Select lines where the word "this" appears.

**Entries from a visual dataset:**
◇ ◇ ◇ ◇

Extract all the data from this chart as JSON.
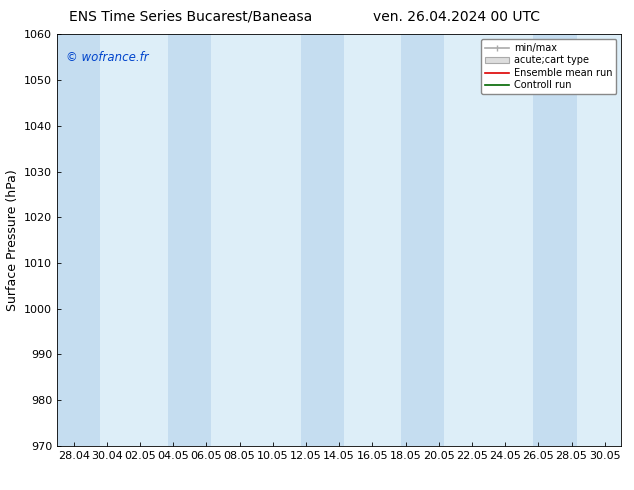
{
  "title_left": "ENS Time Series Bucarest/Baneasa",
  "title_right": "ven. 26.04.2024 00 UTC",
  "ylabel": "Surface Pressure (hPa)",
  "ylim": [
    970,
    1060
  ],
  "yticks": [
    970,
    980,
    990,
    1000,
    1010,
    1020,
    1030,
    1040,
    1050,
    1060
  ],
  "xtick_labels": [
    "28.04",
    "30.04",
    "02.05",
    "04.05",
    "06.05",
    "08.05",
    "10.05",
    "12.05",
    "14.05",
    "16.05",
    "18.05",
    "20.05",
    "22.05",
    "24.05",
    "26.05",
    "28.05",
    "30.05"
  ],
  "watermark": "© wofrance.fr",
  "bg_color": "#ffffff",
  "plot_bg_color": "#ddeef8",
  "band_color": "#c5ddf0",
  "band_edge_color": "#b0ccdf",
  "legend_labels": [
    "min/max",
    "acute;cart type",
    "Ensemble mean run",
    "Controll run"
  ],
  "title_fontsize": 10,
  "tick_fontsize": 8,
  "ylabel_fontsize": 9,
  "band_x_starts": [
    0.0,
    3.0,
    5.0,
    7.0,
    9.0,
    11.0,
    13.0,
    15.0
  ],
  "band_widths": [
    1.0,
    2.0,
    2.0,
    2.0,
    2.0,
    2.0,
    2.0,
    2.0
  ]
}
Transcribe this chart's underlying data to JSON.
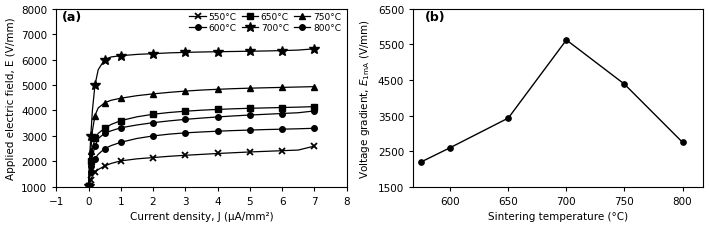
{
  "panel_a": {
    "title": "(a)",
    "xlabel": "Current density, J (μA/mm²)",
    "ylabel": "Applied electric field, E (V/mm)",
    "xlim": [
      -1,
      8
    ],
    "ylim": [
      1000,
      8000
    ],
    "yticks": [
      1000,
      2000,
      3000,
      4000,
      5000,
      6000,
      7000,
      8000
    ],
    "xticks": [
      -1,
      0,
      1,
      2,
      3,
      4,
      5,
      6,
      7,
      8
    ],
    "series": [
      {
        "label": "550°C",
        "marker": "x",
        "ms": 4.5,
        "mew": 1.3,
        "filled": false,
        "x": [
          0.0,
          0.03,
          0.07,
          0.12,
          0.2,
          0.3,
          0.5,
          0.7,
          1.0,
          1.5,
          2.0,
          2.5,
          3.0,
          3.5,
          4.0,
          4.5,
          5.0,
          5.5,
          6.0,
          6.5,
          7.0
        ],
        "y": [
          1050,
          1150,
          1280,
          1430,
          1580,
          1680,
          1820,
          1920,
          2020,
          2100,
          2150,
          2200,
          2240,
          2275,
          2310,
          2340,
          2370,
          2395,
          2420,
          2445,
          2600
        ]
      },
      {
        "label": "600°C",
        "marker": "o",
        "ms": 4,
        "mew": 1.0,
        "filled": true,
        "x": [
          0.0,
          0.03,
          0.07,
          0.12,
          0.2,
          0.3,
          0.5,
          0.7,
          1.0,
          1.5,
          2.0,
          2.5,
          3.0,
          3.5,
          4.0,
          4.5,
          5.0,
          5.5,
          6.0,
          6.5,
          7.0
        ],
        "y": [
          1050,
          1300,
          1600,
          1900,
          2100,
          2280,
          2500,
          2620,
          2750,
          2900,
          3000,
          3070,
          3120,
          3155,
          3185,
          3210,
          3230,
          3250,
          3265,
          3280,
          3300
        ]
      },
      {
        "label": "650°C",
        "marker": "s",
        "ms": 4,
        "mew": 1.0,
        "filled": true,
        "x": [
          0.0,
          0.03,
          0.07,
          0.12,
          0.2,
          0.3,
          0.5,
          0.7,
          1.0,
          1.5,
          2.0,
          2.5,
          3.0,
          3.5,
          4.0,
          4.5,
          5.0,
          5.5,
          6.0,
          6.5,
          7.0
        ],
        "y": [
          1050,
          1500,
          2000,
          2500,
          2900,
          3100,
          3300,
          3450,
          3600,
          3750,
          3850,
          3920,
          3970,
          4010,
          4040,
          4065,
          4085,
          4100,
          4115,
          4130,
          4150
        ]
      },
      {
        "label": "700°C",
        "marker": "*",
        "ms": 7,
        "mew": 1.0,
        "filled": true,
        "x": [
          0.0,
          0.03,
          0.07,
          0.12,
          0.2,
          0.3,
          0.5,
          0.7,
          1.0,
          1.5,
          2.0,
          2.5,
          3.0,
          3.5,
          4.0,
          4.5,
          5.0,
          5.5,
          6.0,
          6.5,
          7.0
        ],
        "y": [
          1050,
          2000,
          3000,
          4000,
          5000,
          5600,
          6000,
          6100,
          6150,
          6200,
          6230,
          6260,
          6280,
          6295,
          6305,
          6315,
          6325,
          6335,
          6350,
          6370,
          6420
        ]
      },
      {
        "label": "750°C",
        "marker": "^",
        "ms": 4.5,
        "mew": 1.0,
        "filled": true,
        "x": [
          0.0,
          0.03,
          0.07,
          0.12,
          0.2,
          0.3,
          0.5,
          0.7,
          1.0,
          1.5,
          2.0,
          2.5,
          3.0,
          3.5,
          4.0,
          4.5,
          5.0,
          5.5,
          6.0,
          6.5,
          7.0
        ],
        "y": [
          1050,
          1700,
          2400,
          3200,
          3800,
          4100,
          4300,
          4400,
          4480,
          4580,
          4650,
          4710,
          4760,
          4800,
          4830,
          4855,
          4875,
          4890,
          4905,
          4920,
          4935
        ]
      },
      {
        "label": "800°C",
        "marker": "o",
        "ms": 4,
        "mew": 1.0,
        "filled": true,
        "x": [
          0.0,
          0.03,
          0.07,
          0.12,
          0.2,
          0.3,
          0.5,
          0.7,
          1.0,
          1.5,
          2.0,
          2.5,
          3.0,
          3.5,
          4.0,
          4.5,
          5.0,
          5.5,
          6.0,
          6.5,
          7.0
        ],
        "y": [
          1050,
          1400,
          1800,
          2200,
          2600,
          2900,
          3100,
          3200,
          3320,
          3430,
          3520,
          3590,
          3650,
          3700,
          3745,
          3785,
          3820,
          3850,
          3880,
          3910,
          3980
        ]
      }
    ]
  },
  "panel_b": {
    "title": "(b)",
    "xlabel": "Sintering temperature (°C)",
    "ylabel": "Voltage gradient, $E_{1\\mathrm{mA}}$ (V/mm)",
    "xlim": [
      568,
      818
    ],
    "ylim": [
      1500,
      6500
    ],
    "yticks": [
      1500,
      2500,
      3500,
      4500,
      5500,
      6500
    ],
    "xticks": [
      600,
      650,
      700,
      750,
      800
    ],
    "x": [
      575,
      600,
      650,
      700,
      750,
      800
    ],
    "y": [
      2200,
      2600,
      3430,
      5620,
      4380,
      2750
    ]
  }
}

◇ ◇ ◇ ◇

**OUTPUT BELOW:**
Extract all the data from this chart as JSON.
Transcribe this chart's underlying data to JSON.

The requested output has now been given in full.